What the exercise asks
The entries below should be output exactly as written.

Records to process
/---

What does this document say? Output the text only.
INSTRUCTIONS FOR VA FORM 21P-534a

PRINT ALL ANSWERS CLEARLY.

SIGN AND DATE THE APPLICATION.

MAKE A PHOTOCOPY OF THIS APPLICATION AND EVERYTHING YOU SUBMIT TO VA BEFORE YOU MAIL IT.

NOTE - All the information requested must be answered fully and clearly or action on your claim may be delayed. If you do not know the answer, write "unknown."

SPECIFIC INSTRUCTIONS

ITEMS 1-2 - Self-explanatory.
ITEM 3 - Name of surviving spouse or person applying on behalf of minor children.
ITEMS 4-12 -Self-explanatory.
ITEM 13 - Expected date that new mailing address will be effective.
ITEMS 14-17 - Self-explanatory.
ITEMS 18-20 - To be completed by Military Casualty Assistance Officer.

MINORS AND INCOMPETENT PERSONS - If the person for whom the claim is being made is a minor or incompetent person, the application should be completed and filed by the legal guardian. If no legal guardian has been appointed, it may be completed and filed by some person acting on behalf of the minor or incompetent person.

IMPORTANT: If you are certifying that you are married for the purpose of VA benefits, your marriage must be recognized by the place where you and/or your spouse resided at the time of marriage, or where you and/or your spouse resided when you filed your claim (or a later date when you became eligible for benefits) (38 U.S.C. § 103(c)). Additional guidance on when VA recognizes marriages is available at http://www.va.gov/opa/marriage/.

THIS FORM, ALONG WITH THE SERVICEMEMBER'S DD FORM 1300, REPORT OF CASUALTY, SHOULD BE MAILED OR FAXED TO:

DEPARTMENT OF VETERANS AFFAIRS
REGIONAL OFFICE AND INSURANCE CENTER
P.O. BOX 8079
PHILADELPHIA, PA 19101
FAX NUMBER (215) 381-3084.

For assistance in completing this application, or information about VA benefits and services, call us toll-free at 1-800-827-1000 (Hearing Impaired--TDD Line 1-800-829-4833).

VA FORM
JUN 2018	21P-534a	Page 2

\---

Task solution
What does this document say? Output the text only.
INSTRUCTIONS FOR VA FORM 21P-534a

PRINT ALL ANSWERS CLEARLY.

SIGN AND DATE THE APPLICATION.

MAKE A PHOTOCOPY OF THIS APPLICATION AND EVERYTHING YOU SUBMIT TO VA BEFORE YOU MAIL IT.

NOTE - All the information requested must be answered fully and clearly or action on your claim may be delayed. If you do not know the answer, write "unknown."

SPECIFIC INSTRUCTIONS

ITEMS 1-2 - Self-explanatory.
ITEM 3 - Name of surviving spouse or person applying on behalf of minor children.
ITEMS 4-12 -Self-explanatory.
ITEM 13 - Expected date that new mailing address will be effective.
ITEMS 14-17 - Self-explanatory.
ITEMS 18-20 - To be completed by Military Casualty Assistance Officer.

MINORS AND INCOMPETENT PERSONS - If the person for whom the claim is being made is a minor or incompetent person, the application should be completed and filed by the legal guardian. If no legal guardian has been appointed, it may be completed and filed by some person acting on behalf of the minor or incompetent person.

IMPORTANT: If you are certifying that you are married for the purpose of VA benefits, your marriage must be recognized by the place where you and/or your spouse resided at the time of marriage, or where you and/or your spouse resided when you filed your claim (or a later date when you became eligible for benefits) (38 U.S.C. § 103(c)). Additional guidance on when VA recognizes marriages is available at http://www.va.gov/opa/marriage/.

THIS FORM, ALONG WITH THE SERVICEMEMBER'S DD FORM 1300, REPORT OF CASUALTY, SHOULD BE MAILED OR FAXED TO:

DEPARTMENT OF VETERANS AFFAIRS
REGIONAL OFFICE AND INSURANCE CENTER
P.O. BOX 8079
PHILADELPHIA, PA 19101
FAX NUMBER (215) 381-3084.

For assistance in completing this application, or information about VA benefits and services, call us toll-free at 1-800-827-1000 (Hearing Impaired--TDD Line 1-800-829-4833).

VA FORM
JUN 2018	21P-534a	Page 2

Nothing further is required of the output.